OBJECTIVES:
A - In the Edmonton Eskimos article, copy the stretch from "Truth be told, the" through "since Day 1." word for word.
B - According to the Edmonton Eskimos article, what position does Singor Mobley play?

TEXT PASSAGE:
It's smashmouth!

ROBERT TYCHKOWSKI --

, Last Updated: 2:15 AM ET

The Green and Gold are starting to look a little like the Silver and Black.

And head coach Danny Maciocia doesn't have a problem with that.

Truth be told, the Edmonton Eskimos head coach likes to see a touch of Oakland Raider in his defence - especially on Labour Day, where the toughest team usually wins.

"We're not going to go out there and play like choirboys because that's not who we are,'' said Maciocia, who doesn't begrudge his guys a well-timed aggression penalty if it sends the right message to the other team.

"We have to play with an edge, we have to play with an attitude. That's something I've been preaching since Day 1.

"I think you need to get after people, it's as simple as that. Whether it's Labour Day or a pre-season game, just get after people.''

They do. With hard cases like Joe Montford and A.J. Gass up front, and some big hitters in the backfield, the Eskimos defence has a reputation as an increasingly difficult, and painful, challenge.

Off the field, they're the nicest guys you want to meet. Strap a helmet on and suddenly they're the Mean and Gold.

PRETTY NASTY

"We do get pretty nasty out there,'' said linebacker Singor Mobley, making no apologies. "It is an aggressive style of defence. You could say it's smashmouth, across the board, from the corners all the way through the whole defence. We're going to beat the man that's in front of us and we're going to let him know, for four quarters, that he's in for a fight.''

With Maciocia at the helm, it's no coincidence that the defensive side of the room is filled with guys who feel the same way.

"That's one of the things that I like to bring to a team, and one of the reasons why coach Maciocia brought me in,'' said Montford. "A lot of guys on this defence play the same way, and a lot of guys feed off of that.''

You can't teach toughness, it's either in a player's character or it's not. And it's not about being an undisciplined yahoo, but rather hitting anything that moves, relentlessly, and knowing when to play the intimidation card.

GIVEN ENTRIES:
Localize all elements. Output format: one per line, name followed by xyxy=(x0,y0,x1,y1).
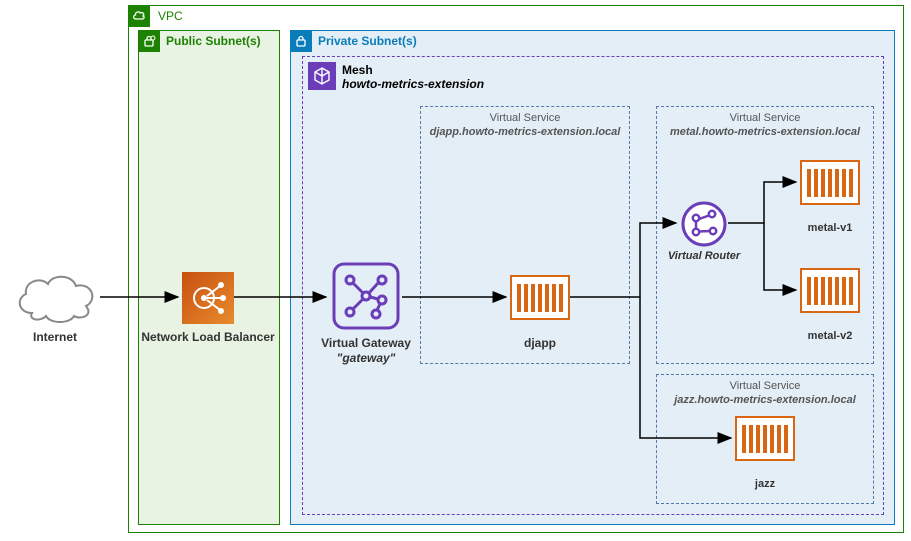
vs-jazz-title: Virtual Service xyxy=(656,380,874,392)
vs-djapp-group xyxy=(420,106,630,364)
vpc-label: VPC xyxy=(158,9,183,23)
mesh-subtitle: howto-metrics-extension xyxy=(342,77,484,91)
private-subnet-label: Private Subnet(s) xyxy=(318,34,417,48)
metal-v2-label: metal-v2 xyxy=(750,330,910,342)
private-subnet-badge-icon xyxy=(290,30,312,52)
virtual-router-icon xyxy=(680,200,728,248)
vs-metal-title: Virtual Service xyxy=(656,112,874,124)
public-subnet-badge-icon xyxy=(138,30,160,52)
internet-label: Internet xyxy=(0,330,135,344)
public-subnet-label: Public Subnet(s) xyxy=(166,34,261,48)
metal-v1-container-icon xyxy=(800,160,860,205)
virtual-gateway-icon xyxy=(330,260,402,332)
vpc-badge-icon xyxy=(128,5,150,27)
vs-djapp-title: Virtual Service xyxy=(420,112,630,124)
virtual-router-label: Virtual Router xyxy=(624,250,784,262)
jazz-container-icon xyxy=(735,416,795,461)
mesh-title: Mesh xyxy=(342,63,373,77)
vs-metal-subtitle: metal.howto-metrics-extension.local xyxy=(656,126,874,138)
jazz-label: jazz xyxy=(685,478,845,490)
metal-v1-label: metal-v1 xyxy=(750,222,910,234)
vs-jazz-subtitle: jazz.howto-metrics-extension.local xyxy=(656,394,874,406)
nlb-icon xyxy=(182,272,234,324)
mesh-badge-icon xyxy=(308,62,336,90)
vs-djapp-subtitle: djapp.howto-metrics-extension.local xyxy=(420,126,630,138)
djapp-label: djapp xyxy=(460,336,620,350)
metal-v2-container-icon xyxy=(800,268,860,313)
internet-cloud-icon xyxy=(10,268,100,326)
nlb-label: Network Load Balancer xyxy=(128,330,288,344)
djapp-container-icon xyxy=(510,275,570,320)
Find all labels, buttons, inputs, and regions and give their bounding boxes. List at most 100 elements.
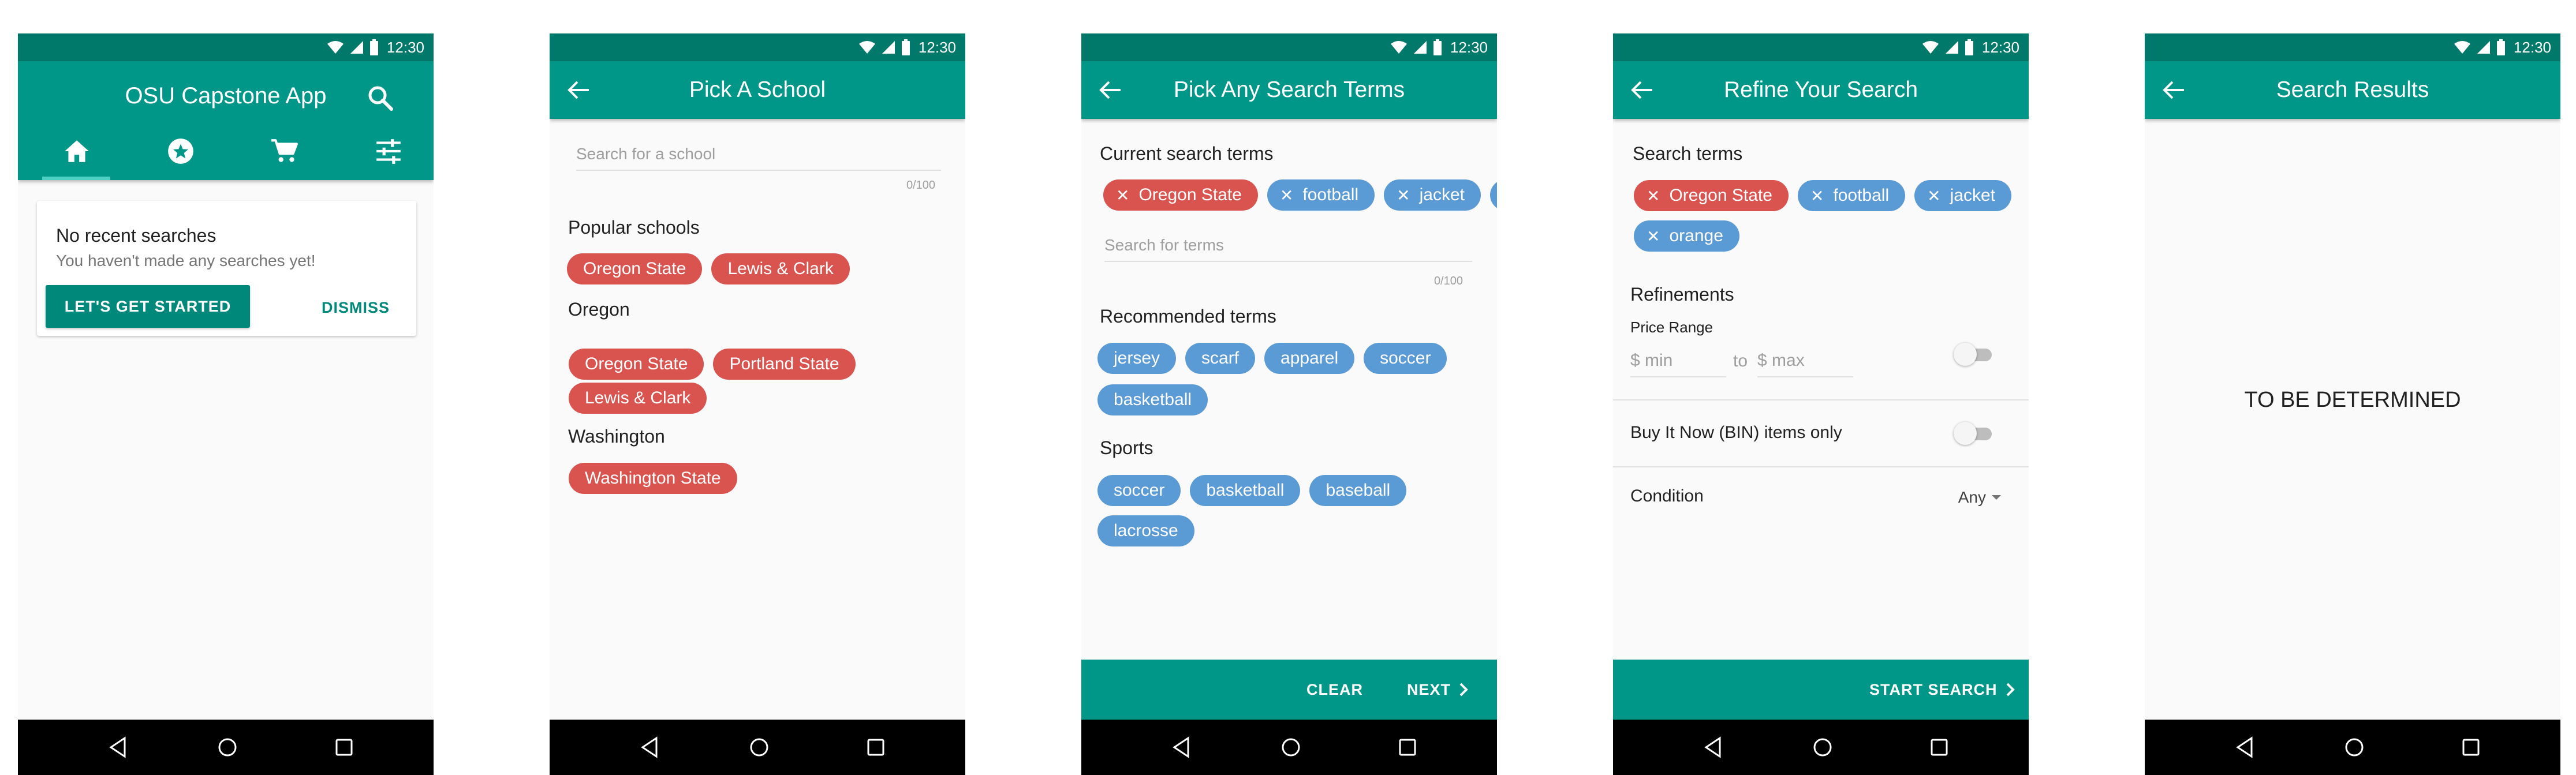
nav-back-button[interactable]: [1701, 736, 1724, 759]
square-recents-icon: [1399, 739, 1416, 756]
term-chip-label: football: [1302, 185, 1359, 204]
battery-icon: [1965, 39, 1973, 55]
next-label: NEXT: [1407, 680, 1451, 698]
term-chip[interactable]: ✕ Oregon State: [1634, 180, 1789, 211]
system-nav-bar: [18, 720, 434, 775]
term-chip[interactable]: ✕ jacket: [1384, 179, 1481, 211]
tab-favorites[interactable]: [129, 122, 233, 180]
nav-home-button[interactable]: [748, 736, 771, 759]
nav-home-button[interactable]: [1279, 736, 1302, 759]
remove-chip-icon[interactable]: ✕: [1810, 186, 1824, 205]
term-chip[interactable]: ✕ jacket: [1914, 180, 2011, 211]
cellular-icon: [2477, 41, 2490, 54]
home-screen: 12:30 OSU Capstone App No recent searche…: [18, 33, 434, 775]
school-chip[interactable]: Oregon State: [567, 253, 703, 284]
cellular-icon: [350, 41, 363, 54]
nav-home-button[interactable]: [2343, 736, 2366, 759]
tab-cart[interactable]: [233, 122, 337, 180]
remove-chip-icon[interactable]: ✕: [1647, 227, 1660, 246]
square-recents-icon: [867, 739, 884, 756]
search-terms-chips-row-1: ✕ Oregon State ✕ football ✕ jacket: [1634, 180, 2011, 211]
term-chip[interactable]: apparel: [1264, 343, 1355, 374]
chevron-right-icon: [1459, 683, 1468, 697]
condition-label: Condition: [1630, 486, 1704, 506]
price-range-toggle[interactable]: [1954, 343, 1995, 366]
term-chip[interactable]: scarf: [1185, 343, 1256, 374]
terms-search-field[interactable]: [1104, 230, 1472, 261]
term-chip[interactable]: ✕ football: [1267, 179, 1375, 211]
school-search-input[interactable]: [576, 138, 941, 171]
nav-home-button[interactable]: [216, 736, 239, 759]
remove-chip-icon[interactable]: ✕: [1116, 186, 1129, 205]
school-chip[interactable]: Washington State: [569, 463, 737, 494]
bin-label: Buy It Now (BIN) items only: [1630, 423, 1842, 442]
nav-back-button[interactable]: [638, 736, 661, 759]
max-price-field[interactable]: $ max: [1757, 346, 1853, 377]
char-counter: 0/100: [906, 179, 935, 192]
system-nav-bar: [2145, 720, 2560, 775]
divider: [1613, 466, 2029, 467]
terms-search-input[interactable]: [1104, 230, 1472, 262]
nav-recents-button[interactable]: [333, 736, 356, 759]
condition-dropdown[interactable]: Any: [1958, 488, 2001, 507]
nav-recents-button[interactable]: [1396, 736, 1419, 759]
search-terms-label: Search terms: [1633, 143, 1743, 164]
school-chip[interactable]: Portland State: [713, 349, 856, 380]
term-chip[interactable]: baseball: [1309, 475, 1407, 506]
nav-recents-button[interactable]: [2459, 736, 2482, 759]
nav-recents-button[interactable]: [864, 736, 887, 759]
remove-chip-icon[interactable]: ✕: [1927, 186, 1940, 205]
nav-home-button[interactable]: [1811, 736, 1834, 759]
cart-icon: [271, 139, 298, 162]
remove-chip-icon[interactable]: ✕: [1647, 186, 1660, 205]
tab-home[interactable]: [25, 122, 129, 180]
recommended-chips-row-1: jersey scarf apparel soccer: [1097, 343, 1447, 374]
nav-recents-button[interactable]: [1928, 736, 1951, 759]
remove-chip-icon[interactable]: ✕: [1397, 186, 1410, 205]
school-chip[interactable]: Oregon State: [569, 349, 704, 380]
card-title: No recent searches: [56, 225, 216, 246]
min-price-field[interactable]: $ min: [1630, 346, 1726, 377]
school-search-field[interactable]: [576, 138, 941, 170]
term-chip[interactable]: soccer: [1364, 343, 1447, 374]
school-chip[interactable]: Lewis & Clark: [569, 383, 707, 414]
app-bar: Search Results: [2145, 61, 2560, 119]
oregon-chips-row-1: Oregon State Portland State: [569, 349, 856, 380]
clear-button[interactable]: CLEAR: [1306, 660, 1363, 720]
nav-back-button[interactable]: [106, 736, 129, 759]
next-button[interactable]: NEXT: [1407, 660, 1468, 720]
status-time: 12:30: [1450, 38, 1488, 56]
tab-filters[interactable]: [337, 122, 434, 180]
bin-toggle[interactable]: [1954, 422, 1995, 445]
tab-bar: [18, 122, 434, 180]
nav-back-button[interactable]: [2233, 736, 2256, 759]
term-chip[interactable]: ✕ orange: [1634, 220, 1739, 252]
school-chip[interactable]: Lewis & Clark: [711, 253, 850, 284]
term-chip[interactable]: ✕ football: [1797, 180, 1906, 211]
get-started-button[interactable]: LET'S GET STARTED: [46, 285, 250, 328]
term-chip-overflow[interactable]: [1489, 179, 1497, 211]
status-time: 12:30: [1981, 38, 2019, 56]
empty-state-card: No recent searches You haven't made any …: [37, 201, 416, 336]
start-search-button[interactable]: START SEARCH: [1869, 660, 2015, 720]
remove-chip-icon[interactable]: ✕: [1280, 186, 1293, 205]
status-bar: 12:30: [18, 33, 434, 61]
term-chip[interactable]: soccer: [1097, 475, 1181, 506]
term-chip[interactable]: lacrosse: [1097, 515, 1194, 546]
search-icon[interactable]: [367, 84, 394, 112]
triangle-back-icon: [2236, 736, 2253, 758]
sports-label: Sports: [1100, 437, 1153, 458]
search-terms-screen: 12:30 Pick Any Search Terms Current sear…: [1081, 33, 1497, 775]
price-range-label: Price Range: [1630, 319, 1713, 336]
term-chip[interactable]: basketball: [1097, 384, 1208, 415]
status-bar: 12:30: [550, 33, 965, 61]
term-chip[interactable]: basketball: [1190, 475, 1301, 506]
app-bar: Refine Your Search: [1613, 61, 2029, 119]
term-chip[interactable]: ✕ Oregon State: [1103, 179, 1258, 211]
dismiss-button[interactable]: DISMISS: [322, 299, 390, 317]
term-chip[interactable]: jersey: [1097, 343, 1177, 374]
cellular-icon: [1945, 41, 1958, 54]
nav-back-button[interactable]: [1170, 736, 1193, 759]
triangle-back-icon: [641, 736, 658, 758]
start-search-label: START SEARCH: [1869, 680, 1998, 698]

ANSWERS BELOW:
A -
Truth be told, the Edmonton Eskimos head coach likes to see a touch of Oakland Raider in his defence - especially on Labour Day, where the toughest team usually wins.

"We're not going to go out there and play like choirboys because that's not who we are,'' said Maciocia, who doesn't begrudge his guys a well-timed aggression penalty if it sends the right message to the other team.

"We have to play with an edge, we have to play with an attitude. That's something I've been preaching since Day 1.

B - Linebacker.